The entries are to be returned exactly, with images left out.
----
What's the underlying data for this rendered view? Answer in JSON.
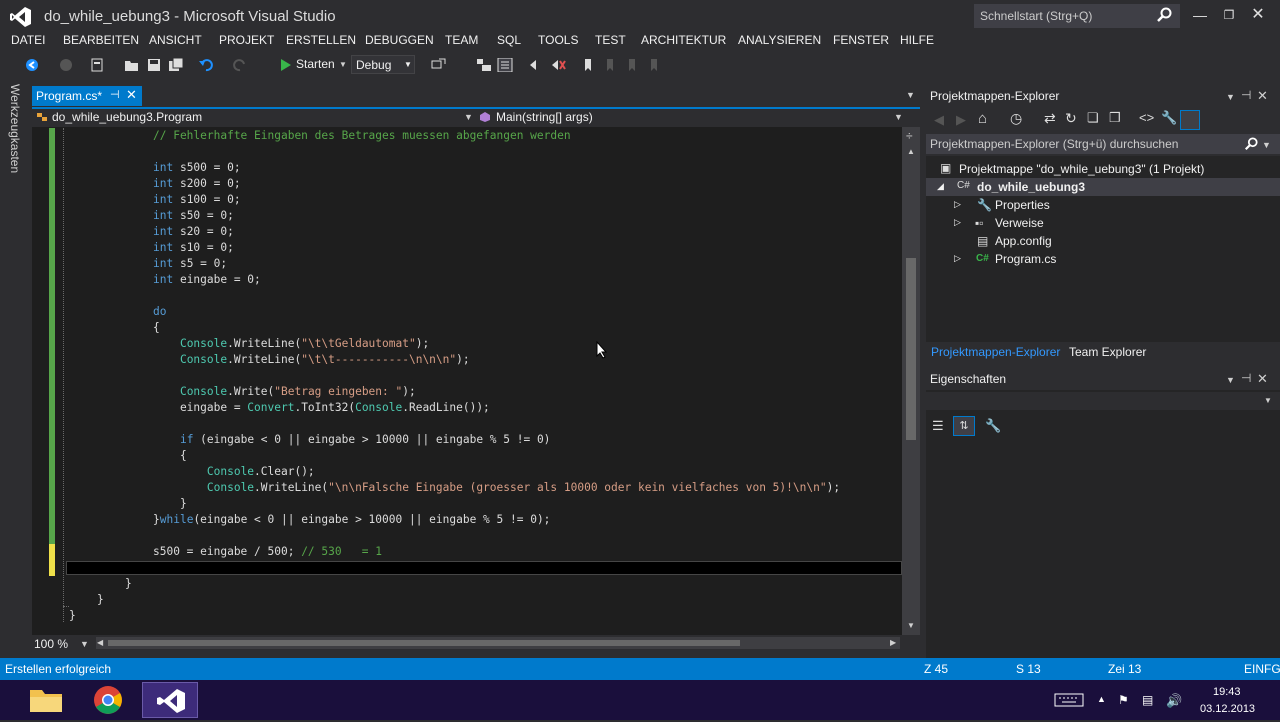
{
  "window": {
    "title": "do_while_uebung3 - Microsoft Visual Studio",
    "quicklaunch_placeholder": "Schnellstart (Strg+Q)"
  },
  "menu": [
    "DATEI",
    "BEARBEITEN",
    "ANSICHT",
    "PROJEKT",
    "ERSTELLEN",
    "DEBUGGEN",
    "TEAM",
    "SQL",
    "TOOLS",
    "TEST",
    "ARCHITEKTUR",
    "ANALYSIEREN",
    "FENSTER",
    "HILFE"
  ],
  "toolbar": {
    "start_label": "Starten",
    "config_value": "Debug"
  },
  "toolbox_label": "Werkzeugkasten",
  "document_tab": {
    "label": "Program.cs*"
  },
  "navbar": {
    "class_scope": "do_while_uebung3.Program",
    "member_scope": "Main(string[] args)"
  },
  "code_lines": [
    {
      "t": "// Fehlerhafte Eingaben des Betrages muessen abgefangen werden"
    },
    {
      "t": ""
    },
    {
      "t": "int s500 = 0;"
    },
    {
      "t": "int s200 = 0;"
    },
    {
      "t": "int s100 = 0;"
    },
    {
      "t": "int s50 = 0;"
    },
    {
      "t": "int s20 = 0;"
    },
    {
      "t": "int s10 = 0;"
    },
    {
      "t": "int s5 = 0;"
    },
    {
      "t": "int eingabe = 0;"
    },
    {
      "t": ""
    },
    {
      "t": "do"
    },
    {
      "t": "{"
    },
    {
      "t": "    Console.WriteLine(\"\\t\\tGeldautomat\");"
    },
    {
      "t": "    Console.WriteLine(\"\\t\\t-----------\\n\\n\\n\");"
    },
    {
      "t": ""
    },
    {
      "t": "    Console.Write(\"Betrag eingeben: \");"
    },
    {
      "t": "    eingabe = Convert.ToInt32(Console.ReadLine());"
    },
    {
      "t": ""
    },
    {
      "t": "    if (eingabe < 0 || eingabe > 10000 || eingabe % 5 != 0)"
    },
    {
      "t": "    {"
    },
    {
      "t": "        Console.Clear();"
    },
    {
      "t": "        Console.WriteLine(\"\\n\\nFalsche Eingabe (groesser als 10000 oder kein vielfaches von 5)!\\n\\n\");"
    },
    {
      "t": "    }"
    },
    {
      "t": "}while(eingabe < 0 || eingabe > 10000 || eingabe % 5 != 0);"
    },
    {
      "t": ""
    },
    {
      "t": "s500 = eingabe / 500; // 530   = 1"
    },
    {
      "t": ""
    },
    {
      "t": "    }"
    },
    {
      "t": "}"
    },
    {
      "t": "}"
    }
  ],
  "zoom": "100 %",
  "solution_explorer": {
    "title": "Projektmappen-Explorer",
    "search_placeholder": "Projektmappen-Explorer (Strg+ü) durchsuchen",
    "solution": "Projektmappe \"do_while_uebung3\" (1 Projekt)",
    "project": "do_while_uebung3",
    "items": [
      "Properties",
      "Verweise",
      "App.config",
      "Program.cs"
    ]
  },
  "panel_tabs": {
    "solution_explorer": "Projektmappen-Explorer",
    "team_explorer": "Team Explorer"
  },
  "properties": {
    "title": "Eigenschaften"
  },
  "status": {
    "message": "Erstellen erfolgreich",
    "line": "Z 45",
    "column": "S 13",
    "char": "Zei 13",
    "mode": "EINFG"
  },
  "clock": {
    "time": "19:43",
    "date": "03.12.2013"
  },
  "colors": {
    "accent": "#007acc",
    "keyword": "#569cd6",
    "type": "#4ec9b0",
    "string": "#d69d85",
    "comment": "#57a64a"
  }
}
----
Solution to this problem
What's the underlying data for this rendered view? Answer in JSON.
{
  "window": {
    "title": "do_while_uebung3 - Microsoft Visual Studio",
    "quicklaunch_placeholder": "Schnellstart (Strg+Q)"
  },
  "menu": [
    "DATEI",
    "BEARBEITEN",
    "ANSICHT",
    "PROJEKT",
    "ERSTELLEN",
    "DEBUGGEN",
    "TEAM",
    "SQL",
    "TOOLS",
    "TEST",
    "ARCHITEKTUR",
    "ANALYSIEREN",
    "FENSTER",
    "HILFE"
  ],
  "toolbar": {
    "start_label": "Starten",
    "config_value": "Debug"
  },
  "toolbox_label": "Werkzeugkasten",
  "document_tab": {
    "label": "Program.cs*"
  },
  "navbar": {
    "class_scope": "do_while_uebung3.Program",
    "member_scope": "Main(string[] args)"
  },
  "code_lines": [
    {
      "t": "// Fehlerhafte Eingaben des Betrages muessen abgefangen werden"
    },
    {
      "t": ""
    },
    {
      "t": "int s500 = 0;"
    },
    {
      "t": "int s200 = 0;"
    },
    {
      "t": "int s100 = 0;"
    },
    {
      "t": "int s50 = 0;"
    },
    {
      "t": "int s20 = 0;"
    },
    {
      "t": "int s10 = 0;"
    },
    {
      "t": "int s5 = 0;"
    },
    {
      "t": "int eingabe = 0;"
    },
    {
      "t": ""
    },
    {
      "t": "do"
    },
    {
      "t": "{"
    },
    {
      "t": "    Console.WriteLine(\"\\t\\tGeldautomat\");"
    },
    {
      "t": "    Console.WriteLine(\"\\t\\t-----------\\n\\n\\n\");"
    },
    {
      "t": ""
    },
    {
      "t": "    Console.Write(\"Betrag eingeben: \");"
    },
    {
      "t": "    eingabe = Convert.ToInt32(Console.ReadLine());"
    },
    {
      "t": ""
    },
    {
      "t": "    if (eingabe < 0 || eingabe > 10000 || eingabe % 5 != 0)"
    },
    {
      "t": "    {"
    },
    {
      "t": "        Console.Clear();"
    },
    {
      "t": "        Console.WriteLine(\"\\n\\nFalsche Eingabe (groesser als 10000 oder kein vielfaches von 5)!\\n\\n\");"
    },
    {
      "t": "    }"
    },
    {
      "t": "}while(eingabe < 0 || eingabe > 10000 || eingabe % 5 != 0);"
    },
    {
      "t": ""
    },
    {
      "t": "s500 = eingabe / 500; // 530   = 1"
    },
    {
      "t": ""
    },
    {
      "t": "    }"
    },
    {
      "t": "}"
    },
    {
      "t": "}"
    }
  ],
  "zoom": "100 %",
  "solution_explorer": {
    "title": "Projektmappen-Explorer",
    "search_placeholder": "Projektmappen-Explorer (Strg+ü) durchsuchen",
    "solution": "Projektmappe \"do_while_uebung3\" (1 Projekt)",
    "project": "do_while_uebung3",
    "items": [
      "Properties",
      "Verweise",
      "App.config",
      "Program.cs"
    ]
  },
  "panel_tabs": {
    "solution_explorer": "Projektmappen-Explorer",
    "team_explorer": "Team Explorer"
  },
  "properties": {
    "title": "Eigenschaften"
  },
  "status": {
    "message": "Erstellen erfolgreich",
    "line": "Z 45",
    "column": "S 13",
    "char": "Zei 13",
    "mode": "EINFG"
  },
  "clock": {
    "time": "19:43",
    "date": "03.12.2013"
  },
  "colors": {
    "accent": "#007acc",
    "keyword": "#569cd6",
    "type": "#4ec9b0",
    "string": "#d69d85",
    "comment": "#57a64a"
  }
}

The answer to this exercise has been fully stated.